Directions: Where does the string "screenshot" appear? Copy every line of the entries below that holds it.

Exercise data:
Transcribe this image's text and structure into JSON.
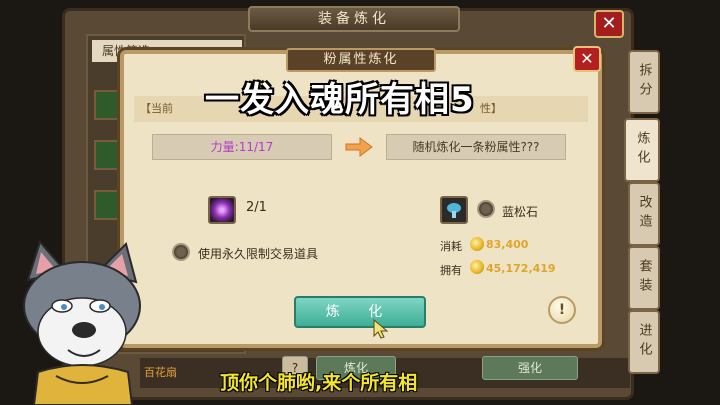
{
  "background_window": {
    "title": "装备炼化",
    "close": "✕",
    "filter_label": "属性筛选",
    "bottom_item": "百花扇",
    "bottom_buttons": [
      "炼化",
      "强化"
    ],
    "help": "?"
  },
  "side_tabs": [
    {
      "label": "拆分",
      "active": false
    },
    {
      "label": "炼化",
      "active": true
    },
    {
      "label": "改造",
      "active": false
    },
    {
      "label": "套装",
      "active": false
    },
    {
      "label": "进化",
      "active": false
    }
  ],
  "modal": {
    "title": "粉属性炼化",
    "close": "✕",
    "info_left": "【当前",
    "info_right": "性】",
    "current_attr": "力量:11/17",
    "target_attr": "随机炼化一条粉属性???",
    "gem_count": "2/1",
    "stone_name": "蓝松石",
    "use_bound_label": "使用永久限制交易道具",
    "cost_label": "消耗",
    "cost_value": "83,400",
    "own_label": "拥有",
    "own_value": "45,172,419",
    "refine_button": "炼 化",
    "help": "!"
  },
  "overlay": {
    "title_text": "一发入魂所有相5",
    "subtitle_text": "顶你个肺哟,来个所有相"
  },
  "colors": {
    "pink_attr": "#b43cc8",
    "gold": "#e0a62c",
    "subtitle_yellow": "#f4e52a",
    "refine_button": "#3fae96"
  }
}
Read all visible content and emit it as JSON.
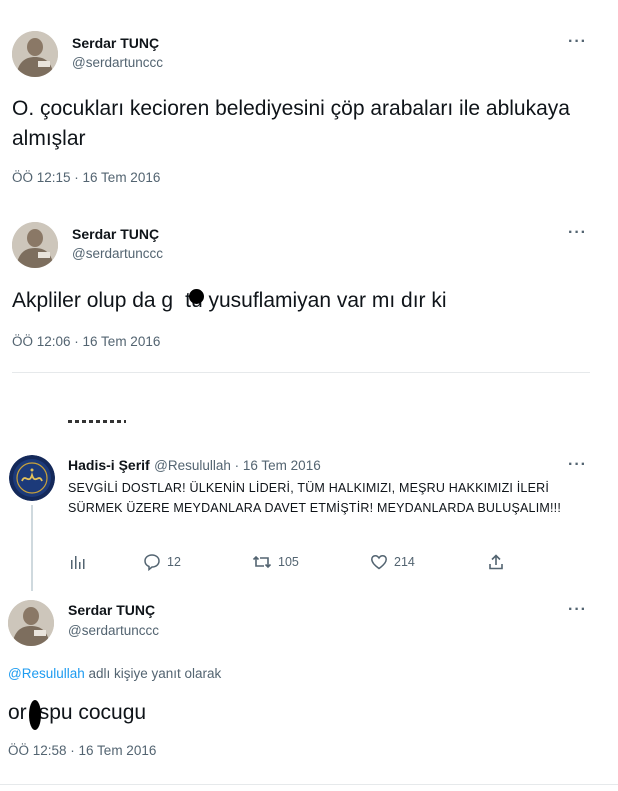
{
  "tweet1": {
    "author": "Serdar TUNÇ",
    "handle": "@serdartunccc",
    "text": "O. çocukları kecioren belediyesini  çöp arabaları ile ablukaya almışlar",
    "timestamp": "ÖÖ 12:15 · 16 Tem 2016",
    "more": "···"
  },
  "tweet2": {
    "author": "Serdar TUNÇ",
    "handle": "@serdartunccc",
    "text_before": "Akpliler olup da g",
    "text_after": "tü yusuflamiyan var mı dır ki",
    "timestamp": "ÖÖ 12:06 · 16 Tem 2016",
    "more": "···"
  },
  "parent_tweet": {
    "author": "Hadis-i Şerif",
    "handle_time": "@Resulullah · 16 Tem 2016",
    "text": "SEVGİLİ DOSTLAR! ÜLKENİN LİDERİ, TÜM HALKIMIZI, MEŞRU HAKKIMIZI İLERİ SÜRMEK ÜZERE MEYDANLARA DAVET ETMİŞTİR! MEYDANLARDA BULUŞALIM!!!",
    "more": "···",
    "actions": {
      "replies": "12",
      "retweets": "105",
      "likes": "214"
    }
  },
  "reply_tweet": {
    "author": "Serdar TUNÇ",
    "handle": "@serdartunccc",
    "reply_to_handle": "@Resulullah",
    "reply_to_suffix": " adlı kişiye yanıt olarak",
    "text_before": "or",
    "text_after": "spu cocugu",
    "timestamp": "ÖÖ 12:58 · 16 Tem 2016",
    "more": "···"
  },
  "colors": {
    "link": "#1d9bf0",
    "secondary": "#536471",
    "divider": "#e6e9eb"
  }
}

--

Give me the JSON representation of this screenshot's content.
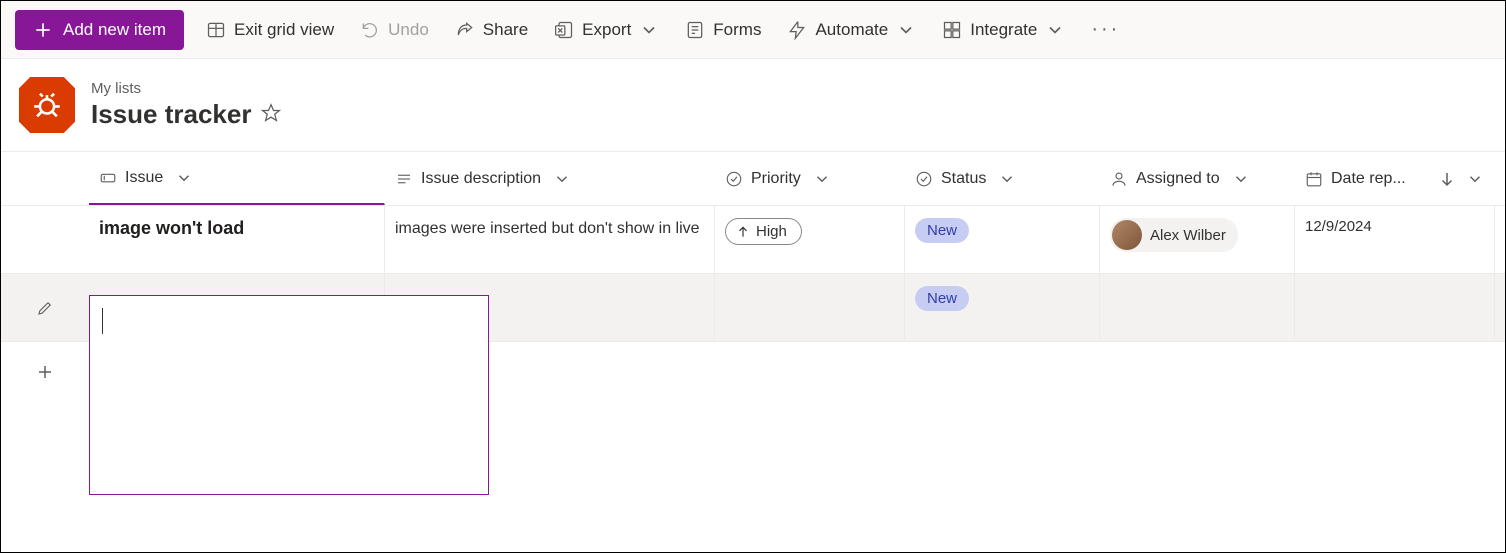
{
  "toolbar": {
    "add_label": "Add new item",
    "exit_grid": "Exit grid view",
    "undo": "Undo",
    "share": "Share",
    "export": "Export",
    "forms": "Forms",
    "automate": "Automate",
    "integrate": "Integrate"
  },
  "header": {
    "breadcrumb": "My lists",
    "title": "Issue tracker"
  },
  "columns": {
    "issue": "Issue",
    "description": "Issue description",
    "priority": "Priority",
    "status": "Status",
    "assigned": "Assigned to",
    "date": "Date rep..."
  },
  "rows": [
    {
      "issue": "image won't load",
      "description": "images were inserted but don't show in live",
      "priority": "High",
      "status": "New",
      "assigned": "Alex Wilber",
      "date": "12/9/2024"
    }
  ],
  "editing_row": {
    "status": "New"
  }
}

--

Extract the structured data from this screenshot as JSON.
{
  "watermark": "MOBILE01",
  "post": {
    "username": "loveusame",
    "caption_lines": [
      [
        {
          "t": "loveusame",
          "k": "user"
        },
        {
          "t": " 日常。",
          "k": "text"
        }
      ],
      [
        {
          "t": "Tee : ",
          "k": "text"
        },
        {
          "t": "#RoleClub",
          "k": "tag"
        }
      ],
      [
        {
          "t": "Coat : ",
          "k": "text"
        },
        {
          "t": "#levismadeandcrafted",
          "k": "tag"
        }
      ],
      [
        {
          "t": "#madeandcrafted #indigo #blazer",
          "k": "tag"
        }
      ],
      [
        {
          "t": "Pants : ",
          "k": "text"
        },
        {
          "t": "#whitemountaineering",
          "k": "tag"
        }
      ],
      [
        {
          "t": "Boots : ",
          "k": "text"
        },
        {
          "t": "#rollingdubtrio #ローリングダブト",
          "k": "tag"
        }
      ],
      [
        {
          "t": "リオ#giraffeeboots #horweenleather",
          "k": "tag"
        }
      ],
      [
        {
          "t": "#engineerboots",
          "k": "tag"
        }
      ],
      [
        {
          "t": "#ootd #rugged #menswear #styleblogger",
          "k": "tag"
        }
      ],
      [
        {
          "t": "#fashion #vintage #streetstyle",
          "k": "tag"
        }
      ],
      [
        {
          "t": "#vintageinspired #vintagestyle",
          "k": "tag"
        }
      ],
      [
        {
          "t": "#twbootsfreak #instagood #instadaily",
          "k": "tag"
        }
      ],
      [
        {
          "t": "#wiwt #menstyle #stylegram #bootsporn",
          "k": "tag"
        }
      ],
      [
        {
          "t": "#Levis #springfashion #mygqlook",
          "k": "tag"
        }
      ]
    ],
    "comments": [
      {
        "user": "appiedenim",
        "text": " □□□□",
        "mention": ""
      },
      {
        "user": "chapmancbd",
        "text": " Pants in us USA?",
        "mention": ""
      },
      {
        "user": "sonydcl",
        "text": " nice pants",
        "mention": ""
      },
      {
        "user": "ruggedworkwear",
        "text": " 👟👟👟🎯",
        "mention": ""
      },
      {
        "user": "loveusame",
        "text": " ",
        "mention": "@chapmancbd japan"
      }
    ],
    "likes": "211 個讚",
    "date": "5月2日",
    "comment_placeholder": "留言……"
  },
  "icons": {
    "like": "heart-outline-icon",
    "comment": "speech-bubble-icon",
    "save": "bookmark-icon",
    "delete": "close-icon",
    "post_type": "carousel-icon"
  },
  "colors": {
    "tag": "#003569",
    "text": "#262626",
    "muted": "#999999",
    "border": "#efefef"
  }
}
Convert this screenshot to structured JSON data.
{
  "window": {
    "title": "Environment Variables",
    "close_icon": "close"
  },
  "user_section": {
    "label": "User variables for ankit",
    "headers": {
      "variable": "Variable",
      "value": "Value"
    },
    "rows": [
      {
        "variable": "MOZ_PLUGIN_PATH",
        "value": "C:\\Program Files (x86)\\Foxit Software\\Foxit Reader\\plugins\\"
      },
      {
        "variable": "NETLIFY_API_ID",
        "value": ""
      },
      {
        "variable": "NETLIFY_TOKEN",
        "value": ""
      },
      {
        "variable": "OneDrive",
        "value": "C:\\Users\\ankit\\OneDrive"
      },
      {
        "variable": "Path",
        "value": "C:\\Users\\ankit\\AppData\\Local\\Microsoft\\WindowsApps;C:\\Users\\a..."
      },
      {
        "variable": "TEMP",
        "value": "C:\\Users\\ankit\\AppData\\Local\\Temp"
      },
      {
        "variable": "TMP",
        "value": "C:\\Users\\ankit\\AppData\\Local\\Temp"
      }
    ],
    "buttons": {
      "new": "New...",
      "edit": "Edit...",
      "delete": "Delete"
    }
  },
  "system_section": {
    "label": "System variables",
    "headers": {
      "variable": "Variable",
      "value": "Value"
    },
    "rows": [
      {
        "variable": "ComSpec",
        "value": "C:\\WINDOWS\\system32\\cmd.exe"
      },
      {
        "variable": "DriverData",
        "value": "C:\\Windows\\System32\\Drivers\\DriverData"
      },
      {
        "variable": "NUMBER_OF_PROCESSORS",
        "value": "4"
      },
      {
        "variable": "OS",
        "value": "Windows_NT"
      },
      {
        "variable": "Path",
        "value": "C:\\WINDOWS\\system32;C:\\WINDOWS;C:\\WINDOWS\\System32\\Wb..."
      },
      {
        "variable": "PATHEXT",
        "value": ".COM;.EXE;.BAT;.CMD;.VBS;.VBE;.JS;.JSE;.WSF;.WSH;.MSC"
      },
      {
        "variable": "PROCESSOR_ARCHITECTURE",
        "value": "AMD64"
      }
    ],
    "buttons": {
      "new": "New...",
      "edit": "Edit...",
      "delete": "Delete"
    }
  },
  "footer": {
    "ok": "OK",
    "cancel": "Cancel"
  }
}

Response below:
Give me the JSON representation of this screenshot's content.
Extract the structured data from this screenshot as JSON.
Convert this screenshot to structured JSON data.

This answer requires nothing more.